Begin DATASET RECORDS

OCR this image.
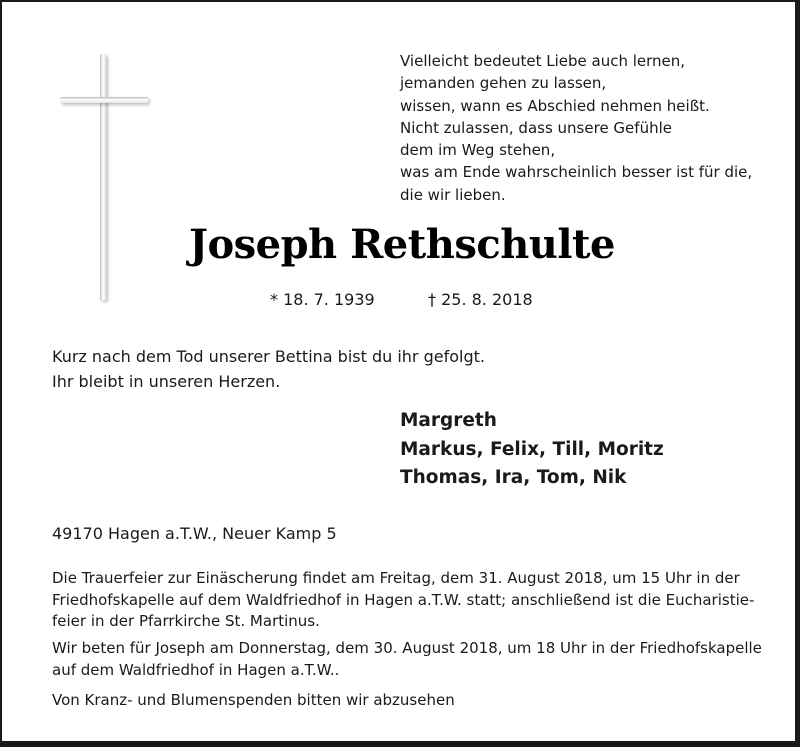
Vielleicht bedeutet Liebe auch lernen,
jemanden gehen zu lassen,
wissen, wann es Abschied nehmen heißt.
Nicht zulassen, dass unsere Gefühle
dem im Weg stehen,
was am Ende wahrscheinlich besser ist für die,
die wir lieben.
Joseph Rethschulte
* 18. 7. 1939	† 25. 8. 2018
Kurz nach dem Tod unserer Bettina bist du ihr gefolgt.
Ihr bleibt in unseren Herzen.
Margreth
Markus, Felix, Till, Moritz
Thomas, Ira, Tom, Nik
49170 Hagen a.T.W., Neuer Kamp 5
Die Trauerfeier zur Einäscherung findet am Freitag, dem 31. August 2018, um 15 Uhr in der
Friedhofskapelle auf dem Waldfriedhof in Hagen a.T.W. statt; anschließend ist die Eucharistie-
feier in der Pfarrkirche St. Martinus.
Wir beten für Joseph am Donnerstag, dem 30. August 2018, um 18 Uhr in der Friedhofskapelle
auf dem Waldfriedhof in Hagen a.T.W..
Von Kranz- und Blumenspenden bitten wir abzusehen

End DATASET RECORDS

INSTRUCTIONS TO FOLLOW: Leave out the pictures, and give all the records again exactly.

ANSWER TO THIS TASK:
OCR this image.
Vielleicht bedeutet Liebe auch lernen,
jemanden gehen zu lassen,
wissen, wann es Abschied nehmen heißt.
Nicht zulassen, dass unsere Gefühle
dem im Weg stehen,
was am Ende wahrscheinlich besser ist für die,
die wir lieben.
Joseph Rethschulte
* 18. 7. 1939	† 25. 8. 2018
Kurz nach dem Tod unserer Bettina bist du ihr gefolgt.
Ihr bleibt in unseren Herzen.
Margreth
Markus, Felix, Till, Moritz
Thomas, Ira, Tom, Nik
49170 Hagen a.T.W., Neuer Kamp 5
Die Trauerfeier zur Einäscherung findet am Freitag, dem 31. August 2018, um 15 Uhr in der
Friedhofskapelle auf dem Waldfriedhof in Hagen a.T.W. statt; anschließend ist die Eucharistie-
feier in der Pfarrkirche St. Martinus.
Wir beten für Joseph am Donnerstag, dem 30. August 2018, um 18 Uhr in der Friedhofskapelle
auf dem Waldfriedhof in Hagen a.T.W..
Von Kranz- und Blumenspenden bitten wir abzusehen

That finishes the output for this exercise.